» Texte source:
La chapelle de Ronchamp représente un travail isolé dans la production mondiale du Corbusier. On peut toutefois y ajouter le couvent de la Tourette, et (terminée récemment à partir de plans de l’architecte) l’église de Firminy dans la Loire. Au début Le Corbusier n’était pas intéressé par ce projet, puis il est venu sur place à Ronchamp (Haute-Saône, près de Belfort) et a eu le coup de foudre pour la beauté du paysage.
Jean-Jacques Virot est ancien architecte et prof. à l’Ecole des Arts appliqués de Strasbourg préside actuellement l’Association de l’œuvre de ND du Haut de Ronchamp (AONDH), propriétaire du site. Il a recueilli des informations orales de Lucien Ledeur, le jeune prêtre qui fut le collaborateur du Corbusier pour la construction de la chapelle. Celui-ci lui a dit que Le Corbusier lui aurait confié qu’il a relu la Bible avant de proposer les plans pour la construction de la chapelle.
Quelques informations techniques/architecturales transmises par J-J Virot :
La construction de la chapelle correspond à la découverte des capacités architecturales et créatrices du béton armé, qui est une pâte faite de poudre + gravier + eau qui durcit. On reconstitue ainsi de la pierre !
Les 5 points pour comprendre le style du Corbusier sont : - les piliers ; - le plan libre ; - la façade libre ; - la fenêtre en bandeau ; - le toit terrasse. Il est l’un des meilleurs représentants du courant architectural du modernisme (1920-1930).
La chapelle de Ronchamp prend sa place dans une spiritualité du sensible : tout ce qu’on pense, on le pense à partir de ce que l’on voit, de ce que l’on touche, de ce que l’on ressent.
La chapelle :
Il s’agit d’une « architecture réversible » : une chapelle extérieure : pour 2000 à 3000 personnes (pèlerinages) et une chapelle intérieure : espace restreint, pour 200 personnes. Ce bâtiment est très innovant, et en même temps totalement traditionnel. Le mur Est comprend donc deux dispositifs liturgiques, l’un à l’extérieur, l’autre à l’intérieur.
C’est une « matrice » : le bâtiment se présente comme impénétrable (de fait, la porte principale ne peut s’ouvrir que de l’intérieur).
L’architecture apprivoise la lumière dans ses deux composantes : lumière claire (clarté, luminosité) et mélange d’ombre et de lumière (contrastes, trous d’ombres et éclats de lumière).

» Données:
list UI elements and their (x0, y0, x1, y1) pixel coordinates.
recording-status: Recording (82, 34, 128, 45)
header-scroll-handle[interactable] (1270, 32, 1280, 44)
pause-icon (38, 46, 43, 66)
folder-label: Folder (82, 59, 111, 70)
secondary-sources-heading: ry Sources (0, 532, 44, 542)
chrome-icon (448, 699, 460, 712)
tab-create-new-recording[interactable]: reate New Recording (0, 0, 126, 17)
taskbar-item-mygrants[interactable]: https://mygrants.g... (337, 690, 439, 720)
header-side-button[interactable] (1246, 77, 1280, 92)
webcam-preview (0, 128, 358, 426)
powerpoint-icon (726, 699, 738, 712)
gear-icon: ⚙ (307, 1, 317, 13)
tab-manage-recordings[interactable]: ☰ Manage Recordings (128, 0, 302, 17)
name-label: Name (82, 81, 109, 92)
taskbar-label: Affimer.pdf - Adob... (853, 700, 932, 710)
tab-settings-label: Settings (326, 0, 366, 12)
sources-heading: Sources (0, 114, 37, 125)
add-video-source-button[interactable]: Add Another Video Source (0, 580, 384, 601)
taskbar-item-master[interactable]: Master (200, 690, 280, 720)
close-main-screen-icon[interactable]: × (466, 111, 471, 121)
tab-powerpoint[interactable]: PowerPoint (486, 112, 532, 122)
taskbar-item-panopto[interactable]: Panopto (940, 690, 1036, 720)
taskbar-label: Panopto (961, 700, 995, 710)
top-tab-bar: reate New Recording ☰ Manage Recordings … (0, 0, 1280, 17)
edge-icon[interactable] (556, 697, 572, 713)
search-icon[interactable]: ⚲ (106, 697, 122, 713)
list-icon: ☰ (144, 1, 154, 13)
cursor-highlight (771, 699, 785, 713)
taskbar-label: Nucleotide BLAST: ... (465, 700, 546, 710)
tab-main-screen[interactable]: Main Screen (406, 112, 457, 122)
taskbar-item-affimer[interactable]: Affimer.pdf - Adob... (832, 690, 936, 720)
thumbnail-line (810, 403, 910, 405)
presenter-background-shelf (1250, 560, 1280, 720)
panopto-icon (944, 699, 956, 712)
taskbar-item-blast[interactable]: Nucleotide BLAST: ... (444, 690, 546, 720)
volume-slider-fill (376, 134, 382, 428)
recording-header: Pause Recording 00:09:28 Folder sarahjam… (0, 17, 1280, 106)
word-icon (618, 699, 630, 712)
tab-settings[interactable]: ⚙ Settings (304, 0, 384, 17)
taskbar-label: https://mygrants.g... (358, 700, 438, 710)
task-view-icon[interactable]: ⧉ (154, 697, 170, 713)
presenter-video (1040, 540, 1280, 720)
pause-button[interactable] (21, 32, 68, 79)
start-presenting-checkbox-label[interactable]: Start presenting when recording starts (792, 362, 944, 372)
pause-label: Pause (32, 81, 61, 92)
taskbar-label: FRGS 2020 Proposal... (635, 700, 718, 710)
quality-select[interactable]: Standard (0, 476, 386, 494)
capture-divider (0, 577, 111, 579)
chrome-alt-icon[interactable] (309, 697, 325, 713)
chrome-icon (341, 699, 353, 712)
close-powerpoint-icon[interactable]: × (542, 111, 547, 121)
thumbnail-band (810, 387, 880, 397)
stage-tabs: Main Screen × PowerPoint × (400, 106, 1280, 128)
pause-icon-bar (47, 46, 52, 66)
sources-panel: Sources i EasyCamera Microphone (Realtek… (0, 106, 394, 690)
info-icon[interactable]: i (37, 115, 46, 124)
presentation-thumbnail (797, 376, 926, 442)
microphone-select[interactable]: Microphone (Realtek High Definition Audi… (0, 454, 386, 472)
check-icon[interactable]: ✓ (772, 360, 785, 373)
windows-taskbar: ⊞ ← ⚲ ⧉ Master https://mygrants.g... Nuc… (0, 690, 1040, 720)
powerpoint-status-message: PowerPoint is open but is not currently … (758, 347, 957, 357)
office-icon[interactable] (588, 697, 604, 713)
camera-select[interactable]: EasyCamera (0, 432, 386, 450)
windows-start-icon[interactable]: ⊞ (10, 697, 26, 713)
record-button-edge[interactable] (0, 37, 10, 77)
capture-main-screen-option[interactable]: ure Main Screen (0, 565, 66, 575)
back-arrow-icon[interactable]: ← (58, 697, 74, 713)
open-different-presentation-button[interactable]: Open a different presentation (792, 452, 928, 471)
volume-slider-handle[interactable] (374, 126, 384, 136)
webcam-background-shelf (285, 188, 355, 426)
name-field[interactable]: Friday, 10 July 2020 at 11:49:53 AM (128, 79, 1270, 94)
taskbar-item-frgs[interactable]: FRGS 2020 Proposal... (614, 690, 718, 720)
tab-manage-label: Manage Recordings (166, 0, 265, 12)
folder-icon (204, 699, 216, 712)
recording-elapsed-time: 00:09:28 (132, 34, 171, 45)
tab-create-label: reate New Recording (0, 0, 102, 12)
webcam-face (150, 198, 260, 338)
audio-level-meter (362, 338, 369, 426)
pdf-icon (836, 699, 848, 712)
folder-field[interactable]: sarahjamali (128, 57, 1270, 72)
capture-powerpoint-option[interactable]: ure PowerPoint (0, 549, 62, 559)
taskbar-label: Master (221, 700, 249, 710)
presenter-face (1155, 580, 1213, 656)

» Consignes:
A – Répondez aux questions suivantes d'après le texte sur la chapelle de Ronchamp.
(i) Pour combien de personnes la chapelle intérieure est-elle prévue ?
(ii) Auprès de qui Jean-Jacques Virot a-t-il recueilli des informations orales ?
(iii) De quel courant architectural Le Corbusier est-il présenté comme l'un des meilleurs représentants ?
B – Poursuivez le texte sur la chapelle de Ronchamp après sa dernière phrase.

» Réponses détaillées:
A –
(i) Pour 200 personnes.
(ii) Auprès de Lucien Ledeur, le jeune prêtre qui fut le collaborateur du Corbusier pour la construction de la chapelle.
(iii) Du modernisme (1920-1930).

B –
7 piliers portent l’architecture. Les murs sont recouverts à la chaux, car ils sont faits de morceaux de pierres (de l’ancienne chapelle détruite dans les combats à la fin de la 2e guerre mondiale). Seule la coque (vide) du toit est en béton.
Les façades : Aucune n’est plate ; elles sont toutes incurvées ; deux sont concaves :
Avant de construire la chapelle, Le Corbusier a beaucoup voyagé ; il s’est laissé inspiré par les architectures de la méditerranée (peut-être des mosquées). Il nous fait part d’une sensibilité plastique et de ses expériences de l’architecture. Il a aussi été fasciné par la Chartreuse de Galuzzo près de Florence, qui constituent diverses architectures autonomes intégrées dans un ensemble plus vaste.
Intérieur :
– Il y a trois autels, trois lieux de prières : le chœur et deux (petits) oratoires. L’intérieur de la façade Sud est structuré par un jeu d’inversions dans les ébrasements : ils ont des orientations et des profondeurs différentes selon leur positionnement. Ainsi quand la lumière traverse, elle a varie d’intensité selon les ouvertures.
Les vitraux, le mobilier liturgique, la peinture des portes, les croix (et les deux crucifix de très modestes dimensions, presque invisibles à première vue) sont de l’architecte, qui était aussi peintre.
Le lieu et l’histoire
1913 : la chapelle de pèlerinage est détruite par la foudre.
1926-1930 : reconstruction dans un style néo-gothique
1944 : nouvelle destruction par les combats en vue de la libération du territoire.
1950 : reconstruction par Le Corbusier. Celui-ci a eu la chance de bénéficier de l’ouverture exceptionnelle de certaines personnes (commission d’art sacré du diocèse de Belfort) qui ont accepté son projet novateur.
Méthodologie d’analyse (de la chapelle et d’un bâtiment religieux) proposée par J-J Virot :
1. La question spatiale
2. Comment ça tient
3. L’enveloppe : ce qui assume le contrôle des ambiances (lumière, confort)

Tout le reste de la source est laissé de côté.